> [Objective]: Collect all lines from the records below that include the word "first".

> [Data for this exercise]:
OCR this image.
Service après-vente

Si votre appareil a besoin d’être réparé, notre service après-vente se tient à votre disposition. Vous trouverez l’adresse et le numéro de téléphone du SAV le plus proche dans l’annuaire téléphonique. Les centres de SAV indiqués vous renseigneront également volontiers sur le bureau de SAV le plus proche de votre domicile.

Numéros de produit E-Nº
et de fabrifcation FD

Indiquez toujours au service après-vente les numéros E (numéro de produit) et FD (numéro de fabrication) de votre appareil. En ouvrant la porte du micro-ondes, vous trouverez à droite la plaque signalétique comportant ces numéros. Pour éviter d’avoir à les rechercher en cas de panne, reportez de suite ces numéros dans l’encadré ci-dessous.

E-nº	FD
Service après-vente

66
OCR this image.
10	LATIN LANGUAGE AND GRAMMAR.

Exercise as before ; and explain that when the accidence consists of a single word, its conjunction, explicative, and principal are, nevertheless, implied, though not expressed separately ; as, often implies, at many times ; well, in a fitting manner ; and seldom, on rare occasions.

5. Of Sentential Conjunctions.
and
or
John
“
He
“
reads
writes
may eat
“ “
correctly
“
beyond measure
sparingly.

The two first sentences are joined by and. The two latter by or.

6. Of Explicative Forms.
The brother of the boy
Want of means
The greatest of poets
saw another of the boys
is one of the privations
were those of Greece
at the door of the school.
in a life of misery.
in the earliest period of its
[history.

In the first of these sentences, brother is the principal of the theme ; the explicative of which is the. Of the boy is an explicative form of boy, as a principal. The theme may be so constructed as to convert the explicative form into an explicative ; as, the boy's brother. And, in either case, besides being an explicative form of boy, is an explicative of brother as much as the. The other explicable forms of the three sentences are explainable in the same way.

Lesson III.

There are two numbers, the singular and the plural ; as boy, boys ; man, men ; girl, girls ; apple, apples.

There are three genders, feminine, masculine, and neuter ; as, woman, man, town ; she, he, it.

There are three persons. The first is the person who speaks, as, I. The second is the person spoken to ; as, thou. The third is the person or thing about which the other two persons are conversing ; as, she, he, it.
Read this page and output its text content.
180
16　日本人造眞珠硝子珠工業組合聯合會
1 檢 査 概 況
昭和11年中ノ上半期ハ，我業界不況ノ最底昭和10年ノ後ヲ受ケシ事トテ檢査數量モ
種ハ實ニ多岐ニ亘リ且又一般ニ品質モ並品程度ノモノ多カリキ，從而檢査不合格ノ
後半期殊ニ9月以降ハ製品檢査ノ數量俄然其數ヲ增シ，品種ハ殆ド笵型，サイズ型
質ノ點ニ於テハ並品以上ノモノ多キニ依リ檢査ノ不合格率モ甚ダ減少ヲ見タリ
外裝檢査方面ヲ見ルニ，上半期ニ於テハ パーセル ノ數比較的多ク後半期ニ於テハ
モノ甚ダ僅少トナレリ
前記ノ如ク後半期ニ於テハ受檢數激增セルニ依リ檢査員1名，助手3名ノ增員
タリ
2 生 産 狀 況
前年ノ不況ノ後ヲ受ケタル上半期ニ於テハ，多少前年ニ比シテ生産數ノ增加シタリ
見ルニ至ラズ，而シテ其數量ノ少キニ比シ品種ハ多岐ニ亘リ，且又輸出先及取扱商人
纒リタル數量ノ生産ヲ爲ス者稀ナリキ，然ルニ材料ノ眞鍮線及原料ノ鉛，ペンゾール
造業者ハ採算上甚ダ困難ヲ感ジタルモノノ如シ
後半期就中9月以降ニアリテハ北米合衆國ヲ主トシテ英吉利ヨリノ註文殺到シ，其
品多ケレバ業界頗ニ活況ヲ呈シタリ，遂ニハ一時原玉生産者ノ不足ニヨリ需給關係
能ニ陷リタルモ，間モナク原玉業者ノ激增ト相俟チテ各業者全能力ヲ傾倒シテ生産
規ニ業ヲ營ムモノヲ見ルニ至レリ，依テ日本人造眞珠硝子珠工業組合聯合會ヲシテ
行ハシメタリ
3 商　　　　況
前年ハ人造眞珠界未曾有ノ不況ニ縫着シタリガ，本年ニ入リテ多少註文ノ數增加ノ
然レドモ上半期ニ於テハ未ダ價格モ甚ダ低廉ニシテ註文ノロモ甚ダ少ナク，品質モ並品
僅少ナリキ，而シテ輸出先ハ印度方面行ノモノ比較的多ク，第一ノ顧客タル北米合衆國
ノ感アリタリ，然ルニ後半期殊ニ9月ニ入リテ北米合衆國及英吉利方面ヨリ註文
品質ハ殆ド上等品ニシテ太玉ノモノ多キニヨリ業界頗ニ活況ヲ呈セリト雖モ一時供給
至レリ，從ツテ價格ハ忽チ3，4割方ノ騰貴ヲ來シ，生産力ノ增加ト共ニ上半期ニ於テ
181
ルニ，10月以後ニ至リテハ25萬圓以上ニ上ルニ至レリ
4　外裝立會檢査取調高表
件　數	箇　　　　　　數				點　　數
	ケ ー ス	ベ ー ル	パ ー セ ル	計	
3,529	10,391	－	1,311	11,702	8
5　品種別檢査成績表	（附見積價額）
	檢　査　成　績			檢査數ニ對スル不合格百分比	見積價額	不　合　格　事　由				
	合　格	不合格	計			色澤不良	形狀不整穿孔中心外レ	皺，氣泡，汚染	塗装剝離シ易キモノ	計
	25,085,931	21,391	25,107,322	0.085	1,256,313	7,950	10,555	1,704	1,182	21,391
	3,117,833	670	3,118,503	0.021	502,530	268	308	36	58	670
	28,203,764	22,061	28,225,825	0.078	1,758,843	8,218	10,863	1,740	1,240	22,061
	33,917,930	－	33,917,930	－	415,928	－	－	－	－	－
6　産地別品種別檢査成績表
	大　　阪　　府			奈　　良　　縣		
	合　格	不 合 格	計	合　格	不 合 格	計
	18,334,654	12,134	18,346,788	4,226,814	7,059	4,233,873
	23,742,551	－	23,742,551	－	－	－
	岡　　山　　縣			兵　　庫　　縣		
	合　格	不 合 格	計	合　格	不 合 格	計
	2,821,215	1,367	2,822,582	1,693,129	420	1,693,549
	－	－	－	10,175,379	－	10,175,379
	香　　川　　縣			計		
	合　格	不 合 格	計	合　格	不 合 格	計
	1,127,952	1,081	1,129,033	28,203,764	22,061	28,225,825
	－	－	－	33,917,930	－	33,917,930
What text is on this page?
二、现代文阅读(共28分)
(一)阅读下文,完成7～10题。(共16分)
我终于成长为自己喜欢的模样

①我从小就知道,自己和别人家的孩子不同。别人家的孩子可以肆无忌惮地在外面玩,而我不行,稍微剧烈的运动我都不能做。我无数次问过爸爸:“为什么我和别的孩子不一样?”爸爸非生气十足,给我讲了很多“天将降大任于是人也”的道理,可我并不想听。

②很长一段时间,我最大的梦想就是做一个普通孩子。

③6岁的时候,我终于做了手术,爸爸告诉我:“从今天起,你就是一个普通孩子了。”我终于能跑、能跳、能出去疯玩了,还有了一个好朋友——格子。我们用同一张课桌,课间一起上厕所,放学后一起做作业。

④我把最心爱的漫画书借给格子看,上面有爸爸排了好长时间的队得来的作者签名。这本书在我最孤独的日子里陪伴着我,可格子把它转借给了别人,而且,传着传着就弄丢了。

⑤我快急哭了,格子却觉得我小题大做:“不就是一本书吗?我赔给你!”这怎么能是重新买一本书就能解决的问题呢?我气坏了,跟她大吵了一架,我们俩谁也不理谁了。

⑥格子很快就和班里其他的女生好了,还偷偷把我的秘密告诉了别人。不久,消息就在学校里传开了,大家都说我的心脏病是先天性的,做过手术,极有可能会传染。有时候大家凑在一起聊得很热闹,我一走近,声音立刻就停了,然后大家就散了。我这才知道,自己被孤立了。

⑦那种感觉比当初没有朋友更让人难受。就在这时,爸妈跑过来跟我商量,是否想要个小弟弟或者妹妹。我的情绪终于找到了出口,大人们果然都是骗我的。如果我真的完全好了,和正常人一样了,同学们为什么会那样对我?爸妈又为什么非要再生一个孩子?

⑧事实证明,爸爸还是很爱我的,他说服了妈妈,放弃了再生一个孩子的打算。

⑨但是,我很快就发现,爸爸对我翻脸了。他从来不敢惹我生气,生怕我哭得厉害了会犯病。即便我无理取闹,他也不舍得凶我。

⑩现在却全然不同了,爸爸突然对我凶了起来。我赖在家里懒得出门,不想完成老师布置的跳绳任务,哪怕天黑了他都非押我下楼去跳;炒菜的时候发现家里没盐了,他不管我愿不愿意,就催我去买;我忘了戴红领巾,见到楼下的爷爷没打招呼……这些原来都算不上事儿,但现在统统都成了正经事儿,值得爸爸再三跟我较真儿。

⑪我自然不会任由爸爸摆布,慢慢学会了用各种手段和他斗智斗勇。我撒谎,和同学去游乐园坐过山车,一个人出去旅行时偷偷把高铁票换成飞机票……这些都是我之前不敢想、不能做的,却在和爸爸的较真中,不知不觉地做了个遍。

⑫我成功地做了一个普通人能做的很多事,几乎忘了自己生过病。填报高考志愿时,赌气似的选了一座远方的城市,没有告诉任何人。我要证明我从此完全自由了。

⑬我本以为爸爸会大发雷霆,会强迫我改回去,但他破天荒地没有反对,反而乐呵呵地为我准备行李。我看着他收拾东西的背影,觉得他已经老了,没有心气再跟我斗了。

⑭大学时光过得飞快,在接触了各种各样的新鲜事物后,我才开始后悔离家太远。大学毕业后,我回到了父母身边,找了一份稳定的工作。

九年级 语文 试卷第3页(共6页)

> [Solution]:
The two first sentences are joined by and. The two latter by or.
In the first of these sentences, brother is the principal of the theme ; the explicative of which is the. Of the boy is an explicative form of boy, as a principal. The theme may be so constructed as to convert the explicative form into an explicative ; as, the boy's brother. And, in either case, besides being an explicative form of boy, is an explicative of brother as much as the. The other explicable forms of the three sentences are explainable in the same way.
There are three persons. The first is the person who speaks, as, I. The second is the person spoken to ; as, thou. The third is the person or thing about which the other two persons are conversing ; as, she, he, it.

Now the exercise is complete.